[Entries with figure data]
* Begin *
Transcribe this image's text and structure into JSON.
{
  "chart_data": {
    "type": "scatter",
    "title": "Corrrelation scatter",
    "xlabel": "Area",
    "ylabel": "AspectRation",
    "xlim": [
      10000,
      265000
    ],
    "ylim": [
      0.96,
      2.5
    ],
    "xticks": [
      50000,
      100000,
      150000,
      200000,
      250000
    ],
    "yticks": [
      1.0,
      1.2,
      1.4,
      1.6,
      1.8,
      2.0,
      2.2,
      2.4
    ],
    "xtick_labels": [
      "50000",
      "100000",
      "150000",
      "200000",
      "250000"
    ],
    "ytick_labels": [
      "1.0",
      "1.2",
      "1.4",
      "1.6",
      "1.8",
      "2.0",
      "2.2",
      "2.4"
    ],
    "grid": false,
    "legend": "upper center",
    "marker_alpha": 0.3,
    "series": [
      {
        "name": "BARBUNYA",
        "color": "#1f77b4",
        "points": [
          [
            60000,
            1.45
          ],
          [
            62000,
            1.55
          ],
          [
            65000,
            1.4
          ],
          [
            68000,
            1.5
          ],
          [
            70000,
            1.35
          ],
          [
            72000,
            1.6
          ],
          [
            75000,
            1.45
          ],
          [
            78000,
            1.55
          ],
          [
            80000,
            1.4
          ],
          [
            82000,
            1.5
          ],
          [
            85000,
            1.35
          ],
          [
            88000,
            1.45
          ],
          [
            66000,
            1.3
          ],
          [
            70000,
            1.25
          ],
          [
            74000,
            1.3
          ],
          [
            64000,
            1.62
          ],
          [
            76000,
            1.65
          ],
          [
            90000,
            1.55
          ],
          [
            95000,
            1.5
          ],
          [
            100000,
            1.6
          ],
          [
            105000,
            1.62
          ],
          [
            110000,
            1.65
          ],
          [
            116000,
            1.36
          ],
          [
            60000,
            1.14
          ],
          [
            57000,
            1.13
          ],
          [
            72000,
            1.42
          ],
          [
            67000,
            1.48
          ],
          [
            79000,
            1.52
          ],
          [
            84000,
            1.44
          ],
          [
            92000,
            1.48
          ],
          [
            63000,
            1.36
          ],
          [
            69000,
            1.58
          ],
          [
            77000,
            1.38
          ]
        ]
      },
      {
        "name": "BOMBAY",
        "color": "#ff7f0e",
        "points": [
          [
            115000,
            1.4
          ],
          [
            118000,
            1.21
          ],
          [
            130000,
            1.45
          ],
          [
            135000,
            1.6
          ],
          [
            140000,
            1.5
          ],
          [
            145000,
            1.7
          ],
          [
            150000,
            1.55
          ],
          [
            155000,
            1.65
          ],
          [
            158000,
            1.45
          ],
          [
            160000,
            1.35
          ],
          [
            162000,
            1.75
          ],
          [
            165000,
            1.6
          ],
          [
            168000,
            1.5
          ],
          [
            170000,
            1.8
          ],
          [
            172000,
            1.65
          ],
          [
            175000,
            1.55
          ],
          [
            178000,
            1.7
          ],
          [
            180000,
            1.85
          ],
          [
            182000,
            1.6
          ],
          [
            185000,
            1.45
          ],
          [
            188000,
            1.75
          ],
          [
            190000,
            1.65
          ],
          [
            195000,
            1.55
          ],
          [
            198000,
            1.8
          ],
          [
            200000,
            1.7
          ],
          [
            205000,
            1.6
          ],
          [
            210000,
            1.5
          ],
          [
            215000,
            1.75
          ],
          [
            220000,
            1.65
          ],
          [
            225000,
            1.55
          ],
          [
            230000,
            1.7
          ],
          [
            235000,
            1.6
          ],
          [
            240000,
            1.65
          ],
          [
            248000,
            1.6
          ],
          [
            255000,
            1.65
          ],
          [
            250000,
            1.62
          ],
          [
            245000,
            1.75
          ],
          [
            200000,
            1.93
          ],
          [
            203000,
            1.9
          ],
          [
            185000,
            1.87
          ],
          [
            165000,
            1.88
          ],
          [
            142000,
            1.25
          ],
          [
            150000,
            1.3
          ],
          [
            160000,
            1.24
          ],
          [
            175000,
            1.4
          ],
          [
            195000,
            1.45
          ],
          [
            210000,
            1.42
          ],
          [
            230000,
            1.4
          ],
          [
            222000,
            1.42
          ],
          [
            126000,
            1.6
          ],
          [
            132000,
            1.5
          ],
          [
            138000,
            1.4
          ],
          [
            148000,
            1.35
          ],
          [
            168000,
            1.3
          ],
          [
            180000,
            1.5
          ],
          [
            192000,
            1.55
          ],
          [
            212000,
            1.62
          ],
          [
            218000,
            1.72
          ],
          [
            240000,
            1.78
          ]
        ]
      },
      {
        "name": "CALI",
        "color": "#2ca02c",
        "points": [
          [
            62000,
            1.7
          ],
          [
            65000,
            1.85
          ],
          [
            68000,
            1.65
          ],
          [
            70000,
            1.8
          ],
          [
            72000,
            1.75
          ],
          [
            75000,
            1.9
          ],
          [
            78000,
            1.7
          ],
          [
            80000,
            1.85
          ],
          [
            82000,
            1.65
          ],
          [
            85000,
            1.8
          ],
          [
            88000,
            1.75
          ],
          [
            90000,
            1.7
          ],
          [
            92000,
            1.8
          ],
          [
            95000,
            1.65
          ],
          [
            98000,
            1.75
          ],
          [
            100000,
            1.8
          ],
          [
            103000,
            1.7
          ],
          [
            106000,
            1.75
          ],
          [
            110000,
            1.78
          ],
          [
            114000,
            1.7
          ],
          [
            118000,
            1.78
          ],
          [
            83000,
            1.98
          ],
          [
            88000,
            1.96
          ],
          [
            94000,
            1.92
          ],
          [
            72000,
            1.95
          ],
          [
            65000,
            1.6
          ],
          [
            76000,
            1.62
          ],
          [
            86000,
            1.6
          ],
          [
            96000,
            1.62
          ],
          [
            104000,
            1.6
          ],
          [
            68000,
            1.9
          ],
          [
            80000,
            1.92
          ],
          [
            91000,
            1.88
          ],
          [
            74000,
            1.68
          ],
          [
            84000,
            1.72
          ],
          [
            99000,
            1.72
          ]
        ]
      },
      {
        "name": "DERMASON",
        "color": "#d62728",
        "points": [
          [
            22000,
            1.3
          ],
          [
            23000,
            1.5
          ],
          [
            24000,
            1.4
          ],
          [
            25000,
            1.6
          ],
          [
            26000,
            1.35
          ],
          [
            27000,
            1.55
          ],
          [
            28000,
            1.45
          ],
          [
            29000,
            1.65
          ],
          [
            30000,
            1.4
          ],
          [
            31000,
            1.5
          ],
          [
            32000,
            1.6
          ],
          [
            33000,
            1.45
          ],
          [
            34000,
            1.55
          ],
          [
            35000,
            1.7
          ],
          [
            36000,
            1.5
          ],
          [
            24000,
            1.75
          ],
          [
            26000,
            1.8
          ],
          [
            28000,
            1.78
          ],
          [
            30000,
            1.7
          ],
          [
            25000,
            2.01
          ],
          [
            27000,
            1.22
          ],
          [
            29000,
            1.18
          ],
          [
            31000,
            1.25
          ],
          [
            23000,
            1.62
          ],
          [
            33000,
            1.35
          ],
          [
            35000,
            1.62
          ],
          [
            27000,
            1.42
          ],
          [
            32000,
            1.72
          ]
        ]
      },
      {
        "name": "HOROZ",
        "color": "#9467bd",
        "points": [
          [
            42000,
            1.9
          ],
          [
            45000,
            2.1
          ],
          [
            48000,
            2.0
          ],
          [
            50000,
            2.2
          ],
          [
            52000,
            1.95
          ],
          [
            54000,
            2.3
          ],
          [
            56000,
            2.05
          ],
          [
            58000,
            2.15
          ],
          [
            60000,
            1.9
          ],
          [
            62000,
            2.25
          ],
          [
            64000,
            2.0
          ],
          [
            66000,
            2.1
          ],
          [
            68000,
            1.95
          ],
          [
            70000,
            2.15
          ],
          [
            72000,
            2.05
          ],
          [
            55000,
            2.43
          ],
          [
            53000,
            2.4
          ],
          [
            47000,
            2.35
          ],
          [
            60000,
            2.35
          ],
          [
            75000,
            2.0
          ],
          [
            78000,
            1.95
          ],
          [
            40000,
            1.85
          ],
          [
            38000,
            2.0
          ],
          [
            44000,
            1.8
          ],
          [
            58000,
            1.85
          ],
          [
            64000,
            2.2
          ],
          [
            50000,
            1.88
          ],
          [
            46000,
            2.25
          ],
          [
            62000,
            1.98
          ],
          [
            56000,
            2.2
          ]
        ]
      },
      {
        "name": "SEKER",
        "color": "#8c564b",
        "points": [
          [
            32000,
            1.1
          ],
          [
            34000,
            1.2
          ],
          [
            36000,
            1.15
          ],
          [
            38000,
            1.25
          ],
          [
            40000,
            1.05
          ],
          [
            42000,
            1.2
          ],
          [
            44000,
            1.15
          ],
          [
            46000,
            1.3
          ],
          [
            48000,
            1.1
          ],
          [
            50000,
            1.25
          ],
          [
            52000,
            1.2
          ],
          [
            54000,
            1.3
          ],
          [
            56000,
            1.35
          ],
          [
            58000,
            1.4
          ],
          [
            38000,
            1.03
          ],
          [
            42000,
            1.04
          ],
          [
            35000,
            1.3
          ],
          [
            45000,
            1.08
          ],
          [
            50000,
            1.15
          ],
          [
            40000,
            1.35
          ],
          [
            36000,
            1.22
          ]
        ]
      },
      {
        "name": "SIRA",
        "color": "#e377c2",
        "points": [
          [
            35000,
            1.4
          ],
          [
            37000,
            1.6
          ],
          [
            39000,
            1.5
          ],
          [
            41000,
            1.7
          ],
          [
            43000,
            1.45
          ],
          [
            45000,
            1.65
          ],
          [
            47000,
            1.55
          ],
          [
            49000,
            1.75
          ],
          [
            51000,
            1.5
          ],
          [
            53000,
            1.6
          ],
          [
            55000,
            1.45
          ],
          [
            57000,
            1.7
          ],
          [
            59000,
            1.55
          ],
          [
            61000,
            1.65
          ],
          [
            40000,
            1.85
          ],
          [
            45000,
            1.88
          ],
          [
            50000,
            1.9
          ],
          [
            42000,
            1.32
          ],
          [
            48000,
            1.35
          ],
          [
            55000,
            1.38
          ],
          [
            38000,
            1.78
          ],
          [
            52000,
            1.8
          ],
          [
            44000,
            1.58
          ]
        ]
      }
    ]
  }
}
* End *
[TASK DIRECTIONS]
Return every line holding the word "name" from the records.

[RESPONSE TO THE EXERCISE]
        "name": "BARBUNYA",
        "name": "BOMBAY",
        "name": "CALI",
        "name": "DERMASON",
        "name": "HOROZ",
        "name": "SEKER",
        "name": "SIRA",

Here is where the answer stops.